- Opening Delimiter -
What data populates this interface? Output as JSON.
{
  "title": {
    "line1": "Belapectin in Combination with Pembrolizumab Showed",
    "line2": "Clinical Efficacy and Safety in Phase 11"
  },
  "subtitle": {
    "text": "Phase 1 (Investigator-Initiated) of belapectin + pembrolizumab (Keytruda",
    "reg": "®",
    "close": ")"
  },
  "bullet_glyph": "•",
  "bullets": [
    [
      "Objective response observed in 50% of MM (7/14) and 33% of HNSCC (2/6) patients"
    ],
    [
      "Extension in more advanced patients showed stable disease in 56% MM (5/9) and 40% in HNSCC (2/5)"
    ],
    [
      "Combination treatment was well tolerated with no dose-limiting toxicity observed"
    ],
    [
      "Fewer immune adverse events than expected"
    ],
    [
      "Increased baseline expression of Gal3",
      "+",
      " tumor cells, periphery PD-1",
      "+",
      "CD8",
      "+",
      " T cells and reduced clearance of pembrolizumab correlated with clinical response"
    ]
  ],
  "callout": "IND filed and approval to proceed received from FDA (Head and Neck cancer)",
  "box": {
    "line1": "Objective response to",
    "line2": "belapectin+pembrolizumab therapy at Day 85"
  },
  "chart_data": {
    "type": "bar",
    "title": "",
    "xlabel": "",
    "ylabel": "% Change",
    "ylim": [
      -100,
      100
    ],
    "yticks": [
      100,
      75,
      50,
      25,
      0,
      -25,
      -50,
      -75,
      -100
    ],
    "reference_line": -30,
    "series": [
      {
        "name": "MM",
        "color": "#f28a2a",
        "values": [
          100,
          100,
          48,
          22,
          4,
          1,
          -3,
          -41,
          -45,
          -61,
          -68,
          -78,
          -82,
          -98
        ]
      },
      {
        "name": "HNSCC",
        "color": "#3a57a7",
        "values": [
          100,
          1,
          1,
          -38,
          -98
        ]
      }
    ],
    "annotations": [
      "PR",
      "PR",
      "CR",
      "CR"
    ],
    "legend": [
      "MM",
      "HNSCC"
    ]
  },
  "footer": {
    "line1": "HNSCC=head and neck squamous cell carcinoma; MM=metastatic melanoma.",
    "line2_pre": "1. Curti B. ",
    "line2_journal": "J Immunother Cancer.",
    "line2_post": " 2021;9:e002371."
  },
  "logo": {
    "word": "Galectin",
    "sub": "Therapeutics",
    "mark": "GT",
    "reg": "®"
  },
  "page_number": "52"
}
- Closing Delimiter -
TASK ITEM – How many lines of the entries contain the word "with"? Only the number is wanted.

RESPONSE AREA – 3